Arrange each line of the records below as a Markdown table with two columns, Row for a running number and Entry for the line. Omit blank lines.

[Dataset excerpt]
::::
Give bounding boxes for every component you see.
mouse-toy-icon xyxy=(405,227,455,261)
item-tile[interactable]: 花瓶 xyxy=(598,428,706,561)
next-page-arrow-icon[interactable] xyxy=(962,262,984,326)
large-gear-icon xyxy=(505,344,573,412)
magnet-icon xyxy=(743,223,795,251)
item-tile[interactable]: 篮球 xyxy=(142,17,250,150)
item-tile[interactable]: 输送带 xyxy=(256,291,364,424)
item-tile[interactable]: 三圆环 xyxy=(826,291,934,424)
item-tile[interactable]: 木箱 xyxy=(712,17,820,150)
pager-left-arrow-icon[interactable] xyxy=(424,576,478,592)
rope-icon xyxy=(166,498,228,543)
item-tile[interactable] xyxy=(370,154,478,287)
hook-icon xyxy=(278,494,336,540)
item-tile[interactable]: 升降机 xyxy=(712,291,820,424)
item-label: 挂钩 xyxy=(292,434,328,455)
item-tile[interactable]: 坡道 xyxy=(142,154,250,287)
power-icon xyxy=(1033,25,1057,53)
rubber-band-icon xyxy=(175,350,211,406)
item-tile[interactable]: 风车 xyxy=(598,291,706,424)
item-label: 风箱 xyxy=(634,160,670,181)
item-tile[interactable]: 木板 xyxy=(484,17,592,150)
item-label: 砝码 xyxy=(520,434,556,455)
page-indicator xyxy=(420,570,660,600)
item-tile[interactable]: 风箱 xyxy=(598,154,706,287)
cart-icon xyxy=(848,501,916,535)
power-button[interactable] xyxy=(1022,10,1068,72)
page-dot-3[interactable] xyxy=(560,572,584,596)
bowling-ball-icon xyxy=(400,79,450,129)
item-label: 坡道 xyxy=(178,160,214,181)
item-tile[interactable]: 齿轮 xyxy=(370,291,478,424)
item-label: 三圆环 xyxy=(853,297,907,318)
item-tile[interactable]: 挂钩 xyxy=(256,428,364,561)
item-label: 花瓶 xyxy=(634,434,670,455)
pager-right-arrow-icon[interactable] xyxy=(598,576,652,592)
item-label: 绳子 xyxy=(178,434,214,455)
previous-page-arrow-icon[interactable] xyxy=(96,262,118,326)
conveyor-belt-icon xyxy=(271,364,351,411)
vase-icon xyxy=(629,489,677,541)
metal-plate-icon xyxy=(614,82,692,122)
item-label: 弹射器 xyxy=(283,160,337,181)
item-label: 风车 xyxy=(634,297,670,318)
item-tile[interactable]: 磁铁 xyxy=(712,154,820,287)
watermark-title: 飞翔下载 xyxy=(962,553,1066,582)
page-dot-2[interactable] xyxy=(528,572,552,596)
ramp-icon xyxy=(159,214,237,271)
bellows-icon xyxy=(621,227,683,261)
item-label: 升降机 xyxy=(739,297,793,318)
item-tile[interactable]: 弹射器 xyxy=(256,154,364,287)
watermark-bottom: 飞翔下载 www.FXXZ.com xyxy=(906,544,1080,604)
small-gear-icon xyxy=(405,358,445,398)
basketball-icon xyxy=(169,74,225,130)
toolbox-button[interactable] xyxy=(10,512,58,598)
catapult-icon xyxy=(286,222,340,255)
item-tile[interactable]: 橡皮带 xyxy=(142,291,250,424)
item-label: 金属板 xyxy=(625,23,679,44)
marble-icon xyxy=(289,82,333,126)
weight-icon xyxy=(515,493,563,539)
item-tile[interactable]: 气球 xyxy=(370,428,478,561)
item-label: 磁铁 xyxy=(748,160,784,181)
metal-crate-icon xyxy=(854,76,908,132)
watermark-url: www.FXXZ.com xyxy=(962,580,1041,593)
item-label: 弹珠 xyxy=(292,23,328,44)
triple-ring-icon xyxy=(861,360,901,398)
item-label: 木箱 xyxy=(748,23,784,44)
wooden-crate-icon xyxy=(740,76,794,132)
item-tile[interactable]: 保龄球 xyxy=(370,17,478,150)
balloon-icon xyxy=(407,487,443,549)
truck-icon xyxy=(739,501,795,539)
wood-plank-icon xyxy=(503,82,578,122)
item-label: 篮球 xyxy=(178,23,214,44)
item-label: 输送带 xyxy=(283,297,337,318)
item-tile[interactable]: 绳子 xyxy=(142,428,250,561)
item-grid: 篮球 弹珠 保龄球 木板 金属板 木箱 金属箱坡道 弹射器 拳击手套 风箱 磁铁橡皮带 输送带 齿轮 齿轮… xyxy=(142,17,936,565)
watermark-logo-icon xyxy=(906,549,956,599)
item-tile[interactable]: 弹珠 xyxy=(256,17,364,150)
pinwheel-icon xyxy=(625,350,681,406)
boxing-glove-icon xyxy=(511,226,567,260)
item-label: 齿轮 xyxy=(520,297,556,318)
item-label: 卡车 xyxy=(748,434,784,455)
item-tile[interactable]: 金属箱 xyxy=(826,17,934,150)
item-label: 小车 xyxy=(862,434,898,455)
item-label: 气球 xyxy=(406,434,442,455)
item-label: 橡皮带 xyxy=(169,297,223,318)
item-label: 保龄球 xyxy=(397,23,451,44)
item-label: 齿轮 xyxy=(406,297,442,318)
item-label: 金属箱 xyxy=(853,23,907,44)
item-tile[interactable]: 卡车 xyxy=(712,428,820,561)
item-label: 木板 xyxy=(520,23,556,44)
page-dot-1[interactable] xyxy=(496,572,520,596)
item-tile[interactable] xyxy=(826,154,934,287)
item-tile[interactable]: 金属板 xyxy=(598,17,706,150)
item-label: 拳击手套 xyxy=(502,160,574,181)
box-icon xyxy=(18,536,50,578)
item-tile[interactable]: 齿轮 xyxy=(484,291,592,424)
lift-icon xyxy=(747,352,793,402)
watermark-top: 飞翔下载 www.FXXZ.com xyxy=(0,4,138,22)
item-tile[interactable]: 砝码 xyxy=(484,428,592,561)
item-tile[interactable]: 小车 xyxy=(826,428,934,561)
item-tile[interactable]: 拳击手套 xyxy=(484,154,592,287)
::::
◆ SOLUTION
| Row | Entry |
|---|---|
| 1 | Give bounding boxes for every component you see. |
| 2 | mouse-toy-icon xyxy=(405,227,455,261) |
| 3 | item-tile[interactable]: 花瓶 xyxy=(598,428,706,561) |
| 4 | next-page-arrow-icon[interactable] xyxy=(962,262,984,326) |
| 5 | large-gear-icon xyxy=(505,344,573,412) |
| 6 | magnet-icon xyxy=(743,223,795,251) |
| 7 | item-tile[interactable]: 篮球 xyxy=(142,17,250,150) |
| 8 | item-tile[interactable]: 输送带 xyxy=(256,291,364,424) |
| 9 | item-tile[interactable]: 三圆环 xyxy=(826,291,934,424) |
| 10 | item-tile[interactable]: 木箱 xyxy=(712,17,820,150) |
| 11 | pager-left-arrow-icon[interactable] xyxy=(424,576,478,592) |
| 12 | rope-icon xyxy=(166,498,228,543) |
| 13 | item-tile[interactable] xyxy=(370,154,478,287) |
| 14 | hook-icon xyxy=(278,494,336,540) |
| 15 | item-tile[interactable]: 升降机 xyxy=(712,291,820,424) |
| 16 | item-label: 挂钩 xyxy=(292,434,328,455) |
| 17 | item-tile[interactable]: 坡道 xyxy=(142,154,250,287) |
| 18 | power-icon xyxy=(1033,25,1057,53) |
| 19 | rubber-band-icon xyxy=(175,350,211,406) |
| 20 | item-tile[interactable]: 风车 xyxy=(598,291,706,424) |
| 21 | item-label: 风箱 xyxy=(634,160,670,181) |
| 22 | item-tile[interactable]: 木板 xyxy=(484,17,592,150) |
| 23 | item-label: 砝码 xyxy=(520,434,556,455) |
| 24 | page-indicator xyxy=(420,570,660,600) |
| 25 | item-tile[interactable]: 风箱 xyxy=(598,154,706,287) |
| 26 | cart-icon xyxy=(848,501,916,535) |
| 27 | power-button[interactable] xyxy=(1022,10,1068,72) |
| 28 | page-dot-3[interactable] xyxy=(560,572,584,596) |
| 29 | bowling-ball-icon xyxy=(400,79,450,129) |
| 30 | item-label: 坡道 xyxy=(178,160,214,181) |
| 31 | item-tile[interactable]: 齿轮 xyxy=(370,291,478,424) |
| 32 | item-label: 三圆环 xyxy=(853,297,907,318) |
| 33 | item-tile[interactable]: 挂钩 xyxy=(256,428,364,561) |
| 34 | item-label: 花瓶 xyxy=(634,434,670,455) |
| 35 | pager-right-arrow-icon[interactable] xyxy=(598,576,652,592) |
| 36 | item-label: 绳子 xyxy=(178,434,214,455) |
| 37 | previous-page-arrow-icon[interactable] xyxy=(96,262,118,326) |
| 38 | conveyor-belt-icon xyxy=(271,364,351,411) |
| 39 | vase-icon xyxy=(629,489,677,541) |
| 40 | metal-plate-icon xyxy=(614,82,692,122) |
| 41 | item-label: 弹射器 xyxy=(283,160,337,181) |
| 42 | item-label: 风车 xyxy=(634,297,670,318) |
| 43 | item-tile[interactable]: 磁铁 xyxy=(712,154,820,287) |
| 44 | watermark-title: 飞翔下载 xyxy=(962,553,1066,582) |
| 45 | page-dot-2[interactable] xyxy=(528,572,552,596) |
| 46 | ramp-icon xyxy=(159,214,237,271) |
| 47 | bellows-icon xyxy=(621,227,683,261) |
| 48 | item-label: 升降机 xyxy=(739,297,793,318) |
| 49 | item-tile[interactable]: 弹射器 xyxy=(256,154,364,287) |
| 50 | watermark-bottom: 飞翔下载 www.FXXZ.com xyxy=(906,544,1080,604) |
| 51 | small-gear-icon xyxy=(405,358,445,398) |
| 52 | basketball-icon xyxy=(169,74,225,130) |
| 53 | toolbox-button[interactable] xyxy=(10,512,58,598) |
| 54 | catapult-icon xyxy=(286,222,340,255) |
| 55 | item-tile[interactable]: 橡皮带 xyxy=(142,291,250,424) |
| 56 | item-label: 金属板 xyxy=(625,23,679,44) |
| 57 | marble-icon xyxy=(289,82,333,126) |
| 58 | weight-icon xyxy=(515,493,563,539) |
| 59 | item-tile[interactable]: 气球 xyxy=(370,428,478,561) |
| 60 | item-label: 磁铁 xyxy=(748,160,784,181) |
| 61 | metal-crate-icon xyxy=(854,76,908,132) |
| 62 | watermark-url: www.FXXZ.com xyxy=(962,580,1041,593) |
| 63 | item-label: 弹珠 xyxy=(292,23,328,44) |
| 64 | triple-ring-icon xyxy=(861,360,901,398) |
| 65 | item-label: 木箱 xyxy=(748,23,784,44) |
| 66 | wooden-crate-icon xyxy=(740,76,794,132) |
| 67 | item-tile[interactable]: 保龄球 xyxy=(370,17,478,150) |
| 68 | balloon-icon xyxy=(407,487,443,549) |
| 69 | truck-icon xyxy=(739,501,795,539) |
| 70 | wood-plank-icon xyxy=(503,82,578,122) |
| 71 | item-label: 篮球 xyxy=(178,23,214,44) |
| 72 | item-label: 输送带 xyxy=(283,297,337,318) |
| 73 | item-tile[interactable]: 绳子 xyxy=(142,428,250,561) |
| 74 | item-grid: 篮球 弹珠 保龄球 木板 金属板 木箱 金属箱坡道 弹射器 拳击手套 风箱 磁铁橡皮带 输送带 齿轮 齿轮… xyxy=(142,17,936,565) |
| 75 | watermark-logo-icon xyxy=(906,549,956,599) |
| 76 | item-tile[interactable]: 弹珠 xyxy=(256,17,364,150) |
| 77 | pinwheel-icon xyxy=(625,350,681,406) |
| 78 | boxing-glove-icon xyxy=(511,226,567,260) |
| 79 | item-label: 齿轮 xyxy=(520,297,556,318) |
| 80 | item-label: 卡车 xyxy=(748,434,784,455) |
| 81 | item-tile[interactable]: 金属箱 xyxy=(826,17,934,150) |
| 82 | item-label: 小车 xyxy=(862,434,898,455) |
| 83 | item-label: 气球 xyxy=(406,434,442,455) |
| 84 | item-label: 橡皮带 xyxy=(169,297,223,318) |
| 85 | item-label: 保龄球 xyxy=(397,23,451,44) |
| 86 | item-label: 齿轮 xyxy=(406,297,442,318) |
| 87 | item-label: 金属箱 xyxy=(853,23,907,44) |
| 88 | item-tile[interactable]: 卡车 xyxy=(712,428,820,561) |
| 89 | item-label: 木板 xyxy=(520,23,556,44) |
| 90 | page-dot-1[interactable] xyxy=(496,572,520,596) |
| 91 | item-tile[interactable] xyxy=(826,154,934,287) |
| 92 | item-tile[interactable]: 金属板 xyxy=(598,17,706,150) |
| 93 | item-label: 拳击手套 xyxy=(502,160,574,181) |
| 94 | box-icon xyxy=(18,536,50,578) |
| 95 | item-tile[interactable]: 齿轮 xyxy=(484,291,592,424) |
| 96 | lift-icon xyxy=(747,352,793,402) |
| 97 | watermark-top: 飞翔下载 www.FXXZ.com xyxy=(0,4,138,22) |
| 98 | item-tile[interactable]: 砝码 xyxy=(484,428,592,561) |
| 99 | item-tile[interactable]: 小车 xyxy=(826,428,934,561) |
| 100 | item-tile[interactable]: 拳击手套 xyxy=(484,154,592,287) |